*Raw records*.
(begin)
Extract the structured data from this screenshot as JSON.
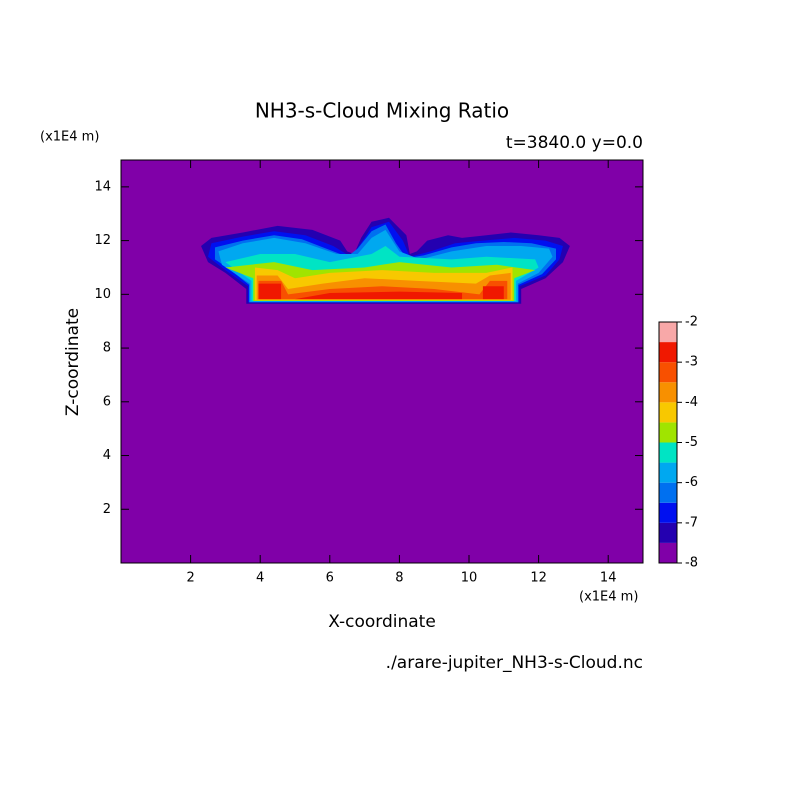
{
  "chart_data": {
    "type": "contour",
    "title": "NH3-s-Cloud Mixing Ratio",
    "subtitle": "t=3840.0 y=0.0",
    "x_label": "X-coordinate",
    "y_label": "Z-coordinate",
    "x_unit": "(x1E4 m)",
    "y_unit": "(x1E4 m)",
    "source": "./arare-jupiter_NH3-s-Cloud.nc",
    "xlim": [
      0,
      15
    ],
    "ylim": [
      0,
      15
    ],
    "xticks": [
      2,
      4,
      6,
      8,
      10,
      12,
      14
    ],
    "yticks": [
      2,
      4,
      6,
      8,
      10,
      12,
      14
    ],
    "colorbar_levels": [
      -8,
      -7.5,
      -7,
      -6.5,
      -6,
      -5.5,
      -5,
      -4.5,
      -4,
      -3.5,
      -3,
      -2.5,
      -2
    ],
    "colorbar_colors": [
      "#8000a8",
      "#2400b0",
      "#0010f0",
      "#0070f0",
      "#00a8f0",
      "#00e4c4",
      "#a0e400",
      "#f8c800",
      "#f89000",
      "#f85000",
      "#f01800",
      "#f8a8a8"
    ],
    "colorbar_ticks": [
      -8,
      -7,
      -6,
      -5,
      -4,
      -3,
      -2
    ],
    "regions": [
      {
        "level": -7.5,
        "x": [
          3.6,
          11.5,
          11.5,
          12.2,
          12.7,
          12.9,
          12.6,
          12.0,
          11.2,
          10.5,
          9.8,
          9.4,
          8.8,
          8.5,
          8.3,
          8.2,
          7.7,
          7.2,
          6.9,
          6.7,
          6.5,
          6.3,
          5.5,
          4.5,
          3.5,
          2.6,
          2.3,
          2.5,
          3.0,
          3.6
        ],
        "z": [
          9.65,
          9.65,
          10.2,
          10.6,
          11.2,
          11.8,
          12.1,
          12.2,
          12.3,
          12.2,
          12.1,
          12.2,
          12.0,
          11.6,
          11.5,
          12.2,
          12.85,
          12.7,
          12.1,
          11.5,
          11.6,
          12.0,
          12.4,
          12.55,
          12.3,
          12.1,
          11.8,
          11.2,
          10.8,
          10.2
        ]
      },
      {
        "level": -7,
        "x": [
          3.65,
          11.45,
          11.45,
          12.2,
          12.6,
          12.7,
          12.2,
          11.3,
          10.4,
          9.6,
          8.9,
          8.3,
          8.1,
          7.7,
          7.2,
          6.9,
          6.6,
          6.1,
          5.3,
          4.4,
          3.5,
          2.6,
          2.5,
          3.0,
          3.65
        ],
        "z": [
          9.7,
          9.7,
          10.3,
          10.7,
          11.3,
          11.8,
          12.0,
          12.1,
          12.0,
          11.9,
          11.6,
          11.4,
          12.0,
          12.7,
          12.5,
          11.9,
          11.4,
          11.8,
          12.2,
          12.35,
          12.15,
          11.9,
          11.4,
          10.9,
          10.3
        ]
      },
      {
        "level": -6.5,
        "x": [
          3.68,
          11.42,
          11.42,
          12.1,
          12.5,
          12.5,
          11.8,
          11.0,
          10.2,
          9.5,
          8.7,
          8.2,
          7.9,
          7.6,
          7.2,
          6.8,
          6.5,
          6.0,
          5.2,
          4.4,
          3.5,
          2.7,
          2.7,
          3.1,
          3.68
        ],
        "z": [
          9.7,
          9.7,
          10.35,
          10.75,
          11.3,
          11.7,
          11.9,
          11.95,
          11.9,
          11.75,
          11.45,
          11.35,
          11.9,
          12.6,
          12.35,
          11.7,
          11.4,
          11.65,
          12.05,
          12.2,
          12.0,
          11.75,
          11.3,
          10.95,
          10.35
        ]
      },
      {
        "level": -6,
        "x": [
          3.7,
          11.4,
          11.4,
          12.0,
          12.4,
          12.3,
          11.5,
          10.5,
          9.5,
          8.6,
          8.0,
          7.6,
          7.2,
          6.8,
          6.2,
          5.3,
          4.4,
          3.5,
          2.8,
          2.9,
          3.7
        ],
        "z": [
          9.72,
          9.72,
          10.4,
          10.8,
          11.4,
          11.7,
          11.8,
          11.8,
          11.6,
          11.3,
          11.6,
          12.4,
          12.1,
          11.5,
          11.5,
          11.9,
          12.1,
          11.9,
          11.6,
          11.1,
          10.4
        ]
      },
      {
        "level": -5.5,
        "x": [
          3.75,
          11.35,
          11.35,
          12.0,
          11.9,
          10.5,
          9.5,
          8.0,
          7.6,
          7.2,
          6.0,
          5.0,
          4.0,
          3.0,
          3.75
        ],
        "z": [
          9.75,
          9.75,
          10.5,
          11.0,
          11.3,
          11.4,
          11.3,
          11.4,
          11.8,
          11.5,
          11.2,
          11.5,
          11.5,
          11.2,
          10.5
        ]
      },
      {
        "level": -5,
        "x": [
          3.8,
          11.3,
          11.3,
          11.9,
          10.8,
          9.5,
          8.0,
          7.0,
          5.5,
          4.4,
          3.0,
          3.8
        ],
        "z": [
          9.75,
          9.75,
          10.6,
          10.9,
          11.1,
          11.0,
          11.2,
          11.0,
          10.9,
          11.2,
          11.0,
          10.6
        ]
      },
      {
        "level": -4.5,
        "x": [
          3.85,
          11.25,
          11.25,
          10.5,
          9.0,
          7.5,
          6.0,
          5.0,
          4.5,
          3.85
        ],
        "z": [
          9.78,
          9.78,
          11.0,
          10.8,
          10.8,
          10.9,
          10.8,
          10.6,
          10.9,
          11.0
        ]
      },
      {
        "level": -4,
        "x": [
          3.9,
          11.2,
          11.2,
          10.6,
          10.2,
          8.5,
          7.0,
          5.8,
          4.8,
          4.5,
          3.9
        ],
        "z": [
          9.8,
          9.8,
          10.8,
          10.7,
          10.4,
          10.5,
          10.6,
          10.4,
          10.2,
          10.7,
          10.7
        ]
      },
      {
        "level": -3.5,
        "x": [
          3.95,
          11.1,
          11.1,
          10.6,
          10.3,
          9.0,
          7.5,
          6.0,
          4.8,
          4.6,
          3.95
        ],
        "z": [
          9.82,
          9.82,
          10.5,
          10.5,
          10.0,
          10.2,
          10.3,
          10.2,
          10.0,
          10.5,
          10.5
        ]
      },
      {
        "level": -3,
        "x": [
          3.95,
          4.6,
          4.6,
          3.95
        ],
        "z": [
          9.82,
          9.82,
          10.4,
          10.4
        ]
      },
      {
        "level": -3,
        "x": [
          10.4,
          11.0,
          11.0,
          10.4
        ],
        "z": [
          9.82,
          9.82,
          10.3,
          10.3
        ]
      },
      {
        "level": -3,
        "x": [
          5.0,
          9.8,
          9.8,
          8.0,
          6.0
        ],
        "z": [
          9.82,
          9.82,
          10.05,
          10.1,
          10.05
        ]
      }
    ]
  }
}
(end)
*PROBLEM STATEMENT*.
Using the material above, set down every line exactly, but skip the pictures.

*THE OUTPUT*.
Extract the structured data from this screenshot as JSON.
{
  "chart_data": {
    "type": "contour",
    "title": "NH3-s-Cloud Mixing Ratio",
    "subtitle": "t=3840.0 y=0.0",
    "x_label": "X-coordinate",
    "y_label": "Z-coordinate",
    "x_unit": "(x1E4 m)",
    "y_unit": "(x1E4 m)",
    "source": "./arare-jupiter_NH3-s-Cloud.nc",
    "xlim": [
      0,
      15
    ],
    "ylim": [
      0,
      15
    ],
    "xticks": [
      2,
      4,
      6,
      8,
      10,
      12,
      14
    ],
    "yticks": [
      2,
      4,
      6,
      8,
      10,
      12,
      14
    ],
    "colorbar_levels": [
      -8,
      -7.5,
      -7,
      -6.5,
      -6,
      -5.5,
      -5,
      -4.5,
      -4,
      -3.5,
      -3,
      -2.5,
      -2
    ],
    "colorbar_colors": [
      "#8000a8",
      "#2400b0",
      "#0010f0",
      "#0070f0",
      "#00a8f0",
      "#00e4c4",
      "#a0e400",
      "#f8c800",
      "#f89000",
      "#f85000",
      "#f01800",
      "#f8a8a8"
    ],
    "colorbar_ticks": [
      -8,
      -7,
      -6,
      -5,
      -4,
      -3,
      -2
    ],
    "regions": [
      {
        "level": -7.5,
        "x": [
          3.6,
          11.5,
          11.5,
          12.2,
          12.7,
          12.9,
          12.6,
          12.0,
          11.2,
          10.5,
          9.8,
          9.4,
          8.8,
          8.5,
          8.3,
          8.2,
          7.7,
          7.2,
          6.9,
          6.7,
          6.5,
          6.3,
          5.5,
          4.5,
          3.5,
          2.6,
          2.3,
          2.5,
          3.0,
          3.6
        ],
        "z": [
          9.65,
          9.65,
          10.2,
          10.6,
          11.2,
          11.8,
          12.1,
          12.2,
          12.3,
          12.2,
          12.1,
          12.2,
          12.0,
          11.6,
          11.5,
          12.2,
          12.85,
          12.7,
          12.1,
          11.5,
          11.6,
          12.0,
          12.4,
          12.55,
          12.3,
          12.1,
          11.8,
          11.2,
          10.8,
          10.2
        ]
      },
      {
        "level": -7,
        "x": [
          3.65,
          11.45,
          11.45,
          12.2,
          12.6,
          12.7,
          12.2,
          11.3,
          10.4,
          9.6,
          8.9,
          8.3,
          8.1,
          7.7,
          7.2,
          6.9,
          6.6,
          6.1,
          5.3,
          4.4,
          3.5,
          2.6,
          2.5,
          3.0,
          3.65
        ],
        "z": [
          9.7,
          9.7,
          10.3,
          10.7,
          11.3,
          11.8,
          12.0,
          12.1,
          12.0,
          11.9,
          11.6,
          11.4,
          12.0,
          12.7,
          12.5,
          11.9,
          11.4,
          11.8,
          12.2,
          12.35,
          12.15,
          11.9,
          11.4,
          10.9,
          10.3
        ]
      },
      {
        "level": -6.5,
        "x": [
          3.68,
          11.42,
          11.42,
          12.1,
          12.5,
          12.5,
          11.8,
          11.0,
          10.2,
          9.5,
          8.7,
          8.2,
          7.9,
          7.6,
          7.2,
          6.8,
          6.5,
          6.0,
          5.2,
          4.4,
          3.5,
          2.7,
          2.7,
          3.1,
          3.68
        ],
        "z": [
          9.7,
          9.7,
          10.35,
          10.75,
          11.3,
          11.7,
          11.9,
          11.95,
          11.9,
          11.75,
          11.45,
          11.35,
          11.9,
          12.6,
          12.35,
          11.7,
          11.4,
          11.65,
          12.05,
          12.2,
          12.0,
          11.75,
          11.3,
          10.95,
          10.35
        ]
      },
      {
        "level": -6,
        "x": [
          3.7,
          11.4,
          11.4,
          12.0,
          12.4,
          12.3,
          11.5,
          10.5,
          9.5,
          8.6,
          8.0,
          7.6,
          7.2,
          6.8,
          6.2,
          5.3,
          4.4,
          3.5,
          2.8,
          2.9,
          3.7
        ],
        "z": [
          9.72,
          9.72,
          10.4,
          10.8,
          11.4,
          11.7,
          11.8,
          11.8,
          11.6,
          11.3,
          11.6,
          12.4,
          12.1,
          11.5,
          11.5,
          11.9,
          12.1,
          11.9,
          11.6,
          11.1,
          10.4
        ]
      },
      {
        "level": -5.5,
        "x": [
          3.75,
          11.35,
          11.35,
          12.0,
          11.9,
          10.5,
          9.5,
          8.0,
          7.6,
          7.2,
          6.0,
          5.0,
          4.0,
          3.0,
          3.75
        ],
        "z": [
          9.75,
          9.75,
          10.5,
          11.0,
          11.3,
          11.4,
          11.3,
          11.4,
          11.8,
          11.5,
          11.2,
          11.5,
          11.5,
          11.2,
          10.5
        ]
      },
      {
        "level": -5,
        "x": [
          3.8,
          11.3,
          11.3,
          11.9,
          10.8,
          9.5,
          8.0,
          7.0,
          5.5,
          4.4,
          3.0,
          3.8
        ],
        "z": [
          9.75,
          9.75,
          10.6,
          10.9,
          11.1,
          11.0,
          11.2,
          11.0,
          10.9,
          11.2,
          11.0,
          10.6
        ]
      },
      {
        "level": -4.5,
        "x": [
          3.85,
          11.25,
          11.25,
          10.5,
          9.0,
          7.5,
          6.0,
          5.0,
          4.5,
          3.85
        ],
        "z": [
          9.78,
          9.78,
          11.0,
          10.8,
          10.8,
          10.9,
          10.8,
          10.6,
          10.9,
          11.0
        ]
      },
      {
        "level": -4,
        "x": [
          3.9,
          11.2,
          11.2,
          10.6,
          10.2,
          8.5,
          7.0,
          5.8,
          4.8,
          4.5,
          3.9
        ],
        "z": [
          9.8,
          9.8,
          10.8,
          10.7,
          10.4,
          10.5,
          10.6,
          10.4,
          10.2,
          10.7,
          10.7
        ]
      },
      {
        "level": -3.5,
        "x": [
          3.95,
          11.1,
          11.1,
          10.6,
          10.3,
          9.0,
          7.5,
          6.0,
          4.8,
          4.6,
          3.95
        ],
        "z": [
          9.82,
          9.82,
          10.5,
          10.5,
          10.0,
          10.2,
          10.3,
          10.2,
          10.0,
          10.5,
          10.5
        ]
      },
      {
        "level": -3,
        "x": [
          3.95,
          4.6,
          4.6,
          3.95
        ],
        "z": [
          9.82,
          9.82,
          10.4,
          10.4
        ]
      },
      {
        "level": -3,
        "x": [
          10.4,
          11.0,
          11.0,
          10.4
        ],
        "z": [
          9.82,
          9.82,
          10.3,
          10.3
        ]
      },
      {
        "level": -3,
        "x": [
          5.0,
          9.8,
          9.8,
          8.0,
          6.0
        ],
        "z": [
          9.82,
          9.82,
          10.05,
          10.1,
          10.05
        ]
      }
    ]
  }
}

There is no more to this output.